> **Source data**:

* * * * * * *

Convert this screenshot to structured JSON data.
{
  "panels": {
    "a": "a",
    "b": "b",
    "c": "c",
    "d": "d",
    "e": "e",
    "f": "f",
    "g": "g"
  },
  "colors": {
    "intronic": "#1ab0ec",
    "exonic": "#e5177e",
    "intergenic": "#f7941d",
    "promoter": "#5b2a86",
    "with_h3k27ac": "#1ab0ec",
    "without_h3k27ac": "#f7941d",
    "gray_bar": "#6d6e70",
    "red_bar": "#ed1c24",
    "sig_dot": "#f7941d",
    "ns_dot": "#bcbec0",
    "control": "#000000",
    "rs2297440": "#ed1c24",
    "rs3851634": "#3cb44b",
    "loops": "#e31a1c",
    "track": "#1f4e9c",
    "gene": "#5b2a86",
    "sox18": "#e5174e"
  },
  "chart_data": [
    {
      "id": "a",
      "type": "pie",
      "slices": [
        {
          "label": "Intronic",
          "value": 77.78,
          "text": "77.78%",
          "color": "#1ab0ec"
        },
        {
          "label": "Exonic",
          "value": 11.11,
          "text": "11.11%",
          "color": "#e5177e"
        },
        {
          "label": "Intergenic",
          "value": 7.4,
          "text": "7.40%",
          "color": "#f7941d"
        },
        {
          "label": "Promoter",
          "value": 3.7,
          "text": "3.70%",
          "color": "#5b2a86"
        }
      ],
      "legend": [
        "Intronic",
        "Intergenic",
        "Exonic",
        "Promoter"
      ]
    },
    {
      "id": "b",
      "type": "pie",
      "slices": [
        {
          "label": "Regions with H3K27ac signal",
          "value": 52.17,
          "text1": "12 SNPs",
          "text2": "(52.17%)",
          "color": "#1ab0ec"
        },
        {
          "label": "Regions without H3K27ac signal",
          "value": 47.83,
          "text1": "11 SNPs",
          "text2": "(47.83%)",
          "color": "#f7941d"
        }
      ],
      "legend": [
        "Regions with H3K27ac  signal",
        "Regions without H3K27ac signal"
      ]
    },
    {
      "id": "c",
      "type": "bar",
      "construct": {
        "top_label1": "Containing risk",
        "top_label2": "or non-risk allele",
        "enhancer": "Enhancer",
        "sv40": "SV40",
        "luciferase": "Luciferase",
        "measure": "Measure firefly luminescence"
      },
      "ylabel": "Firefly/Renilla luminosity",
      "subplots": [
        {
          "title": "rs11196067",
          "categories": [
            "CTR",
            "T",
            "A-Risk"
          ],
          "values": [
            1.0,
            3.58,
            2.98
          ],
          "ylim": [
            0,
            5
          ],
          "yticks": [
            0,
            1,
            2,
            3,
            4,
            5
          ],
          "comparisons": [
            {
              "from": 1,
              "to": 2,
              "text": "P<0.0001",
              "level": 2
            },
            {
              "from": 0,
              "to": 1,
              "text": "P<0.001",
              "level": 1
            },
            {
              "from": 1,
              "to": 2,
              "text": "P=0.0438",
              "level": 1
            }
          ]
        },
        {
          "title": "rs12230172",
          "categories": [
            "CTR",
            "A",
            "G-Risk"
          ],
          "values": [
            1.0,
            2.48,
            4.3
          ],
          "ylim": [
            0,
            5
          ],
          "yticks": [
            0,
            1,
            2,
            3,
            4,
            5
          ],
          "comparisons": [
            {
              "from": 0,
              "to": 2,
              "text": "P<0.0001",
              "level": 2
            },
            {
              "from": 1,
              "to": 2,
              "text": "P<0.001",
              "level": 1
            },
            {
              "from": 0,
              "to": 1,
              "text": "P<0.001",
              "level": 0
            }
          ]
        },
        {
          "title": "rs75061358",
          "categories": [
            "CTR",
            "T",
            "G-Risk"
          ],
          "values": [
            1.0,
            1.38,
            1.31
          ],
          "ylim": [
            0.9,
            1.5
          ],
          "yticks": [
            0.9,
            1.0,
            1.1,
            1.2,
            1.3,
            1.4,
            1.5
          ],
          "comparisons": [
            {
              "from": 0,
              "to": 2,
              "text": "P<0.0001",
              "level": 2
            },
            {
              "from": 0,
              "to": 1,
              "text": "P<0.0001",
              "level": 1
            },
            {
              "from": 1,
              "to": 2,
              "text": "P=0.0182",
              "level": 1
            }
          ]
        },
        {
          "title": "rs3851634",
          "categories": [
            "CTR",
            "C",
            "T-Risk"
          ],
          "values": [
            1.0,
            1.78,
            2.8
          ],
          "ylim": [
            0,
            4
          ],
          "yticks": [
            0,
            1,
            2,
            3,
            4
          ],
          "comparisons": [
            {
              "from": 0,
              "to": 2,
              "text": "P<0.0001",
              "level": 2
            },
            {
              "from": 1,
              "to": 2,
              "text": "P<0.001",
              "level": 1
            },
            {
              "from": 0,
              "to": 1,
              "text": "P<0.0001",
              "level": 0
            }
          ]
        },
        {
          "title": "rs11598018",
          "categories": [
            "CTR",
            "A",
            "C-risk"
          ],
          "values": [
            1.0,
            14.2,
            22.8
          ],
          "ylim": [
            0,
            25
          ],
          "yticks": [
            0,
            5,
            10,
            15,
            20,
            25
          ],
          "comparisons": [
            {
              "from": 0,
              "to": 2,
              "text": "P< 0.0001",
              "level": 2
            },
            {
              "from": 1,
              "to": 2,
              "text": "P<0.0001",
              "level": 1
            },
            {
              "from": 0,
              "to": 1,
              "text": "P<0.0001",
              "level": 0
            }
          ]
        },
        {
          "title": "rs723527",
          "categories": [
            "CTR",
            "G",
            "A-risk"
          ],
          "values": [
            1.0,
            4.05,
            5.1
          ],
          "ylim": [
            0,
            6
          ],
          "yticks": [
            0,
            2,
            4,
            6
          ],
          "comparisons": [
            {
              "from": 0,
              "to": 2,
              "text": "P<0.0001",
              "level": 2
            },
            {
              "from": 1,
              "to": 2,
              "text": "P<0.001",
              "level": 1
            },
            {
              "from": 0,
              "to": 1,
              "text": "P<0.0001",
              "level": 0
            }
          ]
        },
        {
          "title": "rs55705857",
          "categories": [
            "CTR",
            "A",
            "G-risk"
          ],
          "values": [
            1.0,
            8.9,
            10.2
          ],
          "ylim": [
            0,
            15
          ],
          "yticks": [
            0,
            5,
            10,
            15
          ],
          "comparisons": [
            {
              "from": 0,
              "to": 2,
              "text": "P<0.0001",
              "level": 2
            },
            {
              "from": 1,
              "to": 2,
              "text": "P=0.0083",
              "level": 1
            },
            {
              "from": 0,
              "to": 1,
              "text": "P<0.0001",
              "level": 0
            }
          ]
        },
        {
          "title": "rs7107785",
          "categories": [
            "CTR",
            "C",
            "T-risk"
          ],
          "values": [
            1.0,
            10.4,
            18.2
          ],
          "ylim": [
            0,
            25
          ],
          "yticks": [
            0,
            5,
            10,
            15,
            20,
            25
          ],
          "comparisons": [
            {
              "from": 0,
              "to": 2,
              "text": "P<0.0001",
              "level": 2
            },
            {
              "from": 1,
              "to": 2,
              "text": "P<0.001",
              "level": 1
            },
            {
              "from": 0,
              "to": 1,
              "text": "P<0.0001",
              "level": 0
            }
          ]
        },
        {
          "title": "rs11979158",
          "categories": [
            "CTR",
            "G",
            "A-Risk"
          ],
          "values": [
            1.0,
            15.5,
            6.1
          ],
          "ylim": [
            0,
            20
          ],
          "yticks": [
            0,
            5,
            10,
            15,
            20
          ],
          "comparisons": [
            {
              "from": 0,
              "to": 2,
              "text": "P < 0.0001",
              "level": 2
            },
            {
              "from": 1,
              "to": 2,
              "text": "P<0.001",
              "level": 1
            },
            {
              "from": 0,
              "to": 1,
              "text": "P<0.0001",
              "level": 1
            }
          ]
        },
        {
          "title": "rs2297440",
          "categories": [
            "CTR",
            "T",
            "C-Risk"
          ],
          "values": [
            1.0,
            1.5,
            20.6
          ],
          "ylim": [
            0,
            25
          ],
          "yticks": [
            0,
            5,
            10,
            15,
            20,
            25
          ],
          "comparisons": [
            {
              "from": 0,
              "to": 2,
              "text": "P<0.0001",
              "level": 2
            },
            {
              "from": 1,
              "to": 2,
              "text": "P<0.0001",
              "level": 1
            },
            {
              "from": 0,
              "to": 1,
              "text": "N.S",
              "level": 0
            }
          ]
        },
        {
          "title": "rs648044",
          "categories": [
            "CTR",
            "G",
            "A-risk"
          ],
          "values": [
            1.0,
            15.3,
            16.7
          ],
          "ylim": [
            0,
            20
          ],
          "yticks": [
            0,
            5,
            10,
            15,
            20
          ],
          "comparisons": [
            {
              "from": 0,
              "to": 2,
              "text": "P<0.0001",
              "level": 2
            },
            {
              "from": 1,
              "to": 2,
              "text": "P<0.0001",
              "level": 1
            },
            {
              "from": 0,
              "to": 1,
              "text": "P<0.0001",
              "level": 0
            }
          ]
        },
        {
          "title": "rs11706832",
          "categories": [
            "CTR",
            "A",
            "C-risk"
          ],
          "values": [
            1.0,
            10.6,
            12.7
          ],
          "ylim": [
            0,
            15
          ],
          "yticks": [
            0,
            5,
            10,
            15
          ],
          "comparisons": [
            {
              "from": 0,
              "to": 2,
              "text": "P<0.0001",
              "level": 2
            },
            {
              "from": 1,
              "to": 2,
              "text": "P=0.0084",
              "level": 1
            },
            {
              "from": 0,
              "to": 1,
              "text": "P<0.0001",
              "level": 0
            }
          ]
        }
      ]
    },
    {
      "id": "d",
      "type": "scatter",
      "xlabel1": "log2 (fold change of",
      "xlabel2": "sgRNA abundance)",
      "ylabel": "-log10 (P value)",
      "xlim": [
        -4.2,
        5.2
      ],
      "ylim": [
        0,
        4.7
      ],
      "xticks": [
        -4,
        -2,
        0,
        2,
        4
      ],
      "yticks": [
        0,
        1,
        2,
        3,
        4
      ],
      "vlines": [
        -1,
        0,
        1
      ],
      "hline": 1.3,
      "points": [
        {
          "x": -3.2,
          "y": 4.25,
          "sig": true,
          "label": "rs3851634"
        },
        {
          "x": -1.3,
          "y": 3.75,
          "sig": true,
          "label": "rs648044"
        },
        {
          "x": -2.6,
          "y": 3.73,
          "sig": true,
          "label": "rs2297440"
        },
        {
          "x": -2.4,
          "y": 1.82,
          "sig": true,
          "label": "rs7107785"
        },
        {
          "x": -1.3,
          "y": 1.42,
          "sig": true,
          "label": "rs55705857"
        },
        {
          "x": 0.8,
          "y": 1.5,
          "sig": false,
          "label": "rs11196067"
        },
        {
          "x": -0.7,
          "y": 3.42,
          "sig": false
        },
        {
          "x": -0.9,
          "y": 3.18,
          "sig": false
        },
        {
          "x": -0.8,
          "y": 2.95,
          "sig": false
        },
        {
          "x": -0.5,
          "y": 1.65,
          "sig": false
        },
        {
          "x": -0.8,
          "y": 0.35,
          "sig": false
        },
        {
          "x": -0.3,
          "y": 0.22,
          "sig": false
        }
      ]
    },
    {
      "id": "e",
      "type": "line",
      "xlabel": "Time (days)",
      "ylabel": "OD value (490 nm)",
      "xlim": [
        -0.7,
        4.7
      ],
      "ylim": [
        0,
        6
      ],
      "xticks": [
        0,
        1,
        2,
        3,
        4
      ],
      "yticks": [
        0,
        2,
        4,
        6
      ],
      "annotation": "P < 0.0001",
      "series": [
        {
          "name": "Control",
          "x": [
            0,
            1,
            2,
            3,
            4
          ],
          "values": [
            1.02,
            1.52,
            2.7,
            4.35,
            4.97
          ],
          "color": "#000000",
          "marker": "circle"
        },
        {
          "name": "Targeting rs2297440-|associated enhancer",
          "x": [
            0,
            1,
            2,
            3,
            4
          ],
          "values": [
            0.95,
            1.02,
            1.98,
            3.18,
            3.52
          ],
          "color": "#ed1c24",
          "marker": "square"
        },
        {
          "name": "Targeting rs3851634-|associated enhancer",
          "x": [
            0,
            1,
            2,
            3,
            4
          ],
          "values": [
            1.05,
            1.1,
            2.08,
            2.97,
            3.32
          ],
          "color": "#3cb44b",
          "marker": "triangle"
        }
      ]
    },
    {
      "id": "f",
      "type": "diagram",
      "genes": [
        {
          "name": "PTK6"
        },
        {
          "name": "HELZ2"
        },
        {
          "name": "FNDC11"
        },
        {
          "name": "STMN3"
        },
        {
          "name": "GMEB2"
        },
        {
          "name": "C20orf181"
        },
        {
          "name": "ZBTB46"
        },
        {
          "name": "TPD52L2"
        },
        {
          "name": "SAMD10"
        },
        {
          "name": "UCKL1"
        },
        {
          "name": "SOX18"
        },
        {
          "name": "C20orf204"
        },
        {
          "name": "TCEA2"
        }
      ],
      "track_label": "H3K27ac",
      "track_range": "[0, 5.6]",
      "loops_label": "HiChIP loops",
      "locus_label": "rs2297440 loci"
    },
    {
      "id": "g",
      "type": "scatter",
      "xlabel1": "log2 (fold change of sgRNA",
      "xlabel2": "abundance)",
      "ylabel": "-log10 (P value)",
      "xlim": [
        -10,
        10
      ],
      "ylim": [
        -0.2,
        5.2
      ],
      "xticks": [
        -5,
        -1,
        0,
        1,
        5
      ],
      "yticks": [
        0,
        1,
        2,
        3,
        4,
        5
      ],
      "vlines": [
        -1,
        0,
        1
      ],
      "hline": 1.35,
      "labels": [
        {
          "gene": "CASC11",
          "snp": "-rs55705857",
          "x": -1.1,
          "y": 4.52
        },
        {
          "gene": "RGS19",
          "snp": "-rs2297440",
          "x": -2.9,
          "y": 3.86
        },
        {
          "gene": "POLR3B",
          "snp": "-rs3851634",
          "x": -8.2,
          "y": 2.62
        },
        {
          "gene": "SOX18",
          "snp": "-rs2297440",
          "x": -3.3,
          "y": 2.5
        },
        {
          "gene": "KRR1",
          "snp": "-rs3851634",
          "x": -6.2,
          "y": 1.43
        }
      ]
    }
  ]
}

* * * * * * *

> **Required action**: Each line in the listing where the word "type" is found is to be copied.

> **Output of the task**:
      "type": "pie",
      "type": "pie",
      "type": "bar",
      "type": "scatter",
      "type": "line",
      "type": "diagram",
      "type": "scatter",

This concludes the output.